Retype the material below. Keep every word exactly as it is.

─── Input rows

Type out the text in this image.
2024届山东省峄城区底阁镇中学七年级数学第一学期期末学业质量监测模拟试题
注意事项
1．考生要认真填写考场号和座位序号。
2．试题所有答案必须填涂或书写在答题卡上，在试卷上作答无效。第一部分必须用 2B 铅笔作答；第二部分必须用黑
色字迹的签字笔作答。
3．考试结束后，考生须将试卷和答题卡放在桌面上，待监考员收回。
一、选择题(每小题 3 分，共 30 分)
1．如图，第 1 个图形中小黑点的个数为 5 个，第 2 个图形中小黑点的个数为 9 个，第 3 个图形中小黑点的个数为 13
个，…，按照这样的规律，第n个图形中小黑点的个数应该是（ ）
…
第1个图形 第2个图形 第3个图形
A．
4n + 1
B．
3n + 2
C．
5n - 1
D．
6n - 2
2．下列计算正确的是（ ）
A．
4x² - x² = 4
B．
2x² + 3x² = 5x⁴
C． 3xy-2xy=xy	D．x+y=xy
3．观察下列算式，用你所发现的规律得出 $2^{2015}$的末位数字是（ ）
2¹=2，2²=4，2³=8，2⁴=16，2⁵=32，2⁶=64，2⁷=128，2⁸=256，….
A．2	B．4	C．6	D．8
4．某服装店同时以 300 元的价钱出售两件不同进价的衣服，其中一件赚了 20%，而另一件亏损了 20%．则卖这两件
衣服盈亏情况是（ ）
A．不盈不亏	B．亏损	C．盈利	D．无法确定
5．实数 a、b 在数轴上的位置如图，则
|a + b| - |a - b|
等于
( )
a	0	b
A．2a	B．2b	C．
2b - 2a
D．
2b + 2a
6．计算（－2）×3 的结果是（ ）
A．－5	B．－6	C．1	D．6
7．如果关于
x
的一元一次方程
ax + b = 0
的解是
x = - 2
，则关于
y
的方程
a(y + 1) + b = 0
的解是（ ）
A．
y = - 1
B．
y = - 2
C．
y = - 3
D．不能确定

──────

Task output ::
Type out the text in this image.
2024届山东省峄城区底阁镇中学七年级数学第一学期期末学业质量监测模拟试题
注意事项
1．考生要认真填写考场号和座位序号。
2．试题所有答案必须填涂或书写在答题卡上，在试卷上作答无效。第一部分必须用 2B 铅笔作答；第二部分必须用黑
色字迹的签字笔作答。
3．考试结束后，考生须将试卷和答题卡放在桌面上，待监考员收回。
一、选择题(每小题 3 分，共 30 分)
1．如图，第 1 个图形中小黑点的个数为 5 个，第 2 个图形中小黑点的个数为 9 个，第 3 个图形中小黑点的个数为 13
个，…，按照这样的规律，第n个图形中小黑点的个数应该是（ ）
…
第1个图形 第2个图形 第3个图形
A．
4n + 1
B．
3n + 2
C．
5n - 1
D．
6n - 2
2．下列计算正确的是（ ）
A．
4x² - x² = 4
B．
2x² + 3x² = 5x⁴
C． 3xy-2xy=xy	D．x+y=xy
3．观察下列算式，用你所发现的规律得出 $2^{2015}$的末位数字是（ ）
2¹=2，2²=4，2³=8，2⁴=16，2⁵=32，2⁶=64，2⁷=128，2⁸=256，….
A．2	B．4	C．6	D．8
4．某服装店同时以 300 元的价钱出售两件不同进价的衣服，其中一件赚了 20%，而另一件亏损了 20%．则卖这两件
衣服盈亏情况是（ ）
A．不盈不亏	B．亏损	C．盈利	D．无法确定
5．实数 a、b 在数轴上的位置如图，则
|a + b| - |a - b|
等于
( )
a	0	b
A．2a	B．2b	C．
2b - 2a
D．
2b + 2a
6．计算（－2）×3 的结果是（ ）
A．－5	B．－6	C．1	D．6
7．如果关于
x
的一元一次方程
ax + b = 0
的解是
x = - 2
，则关于
y
的方程
a(y + 1) + b = 0
的解是（ ）
A．
y = - 1
B．
y = - 2
C．
y = - 3
D．不能确定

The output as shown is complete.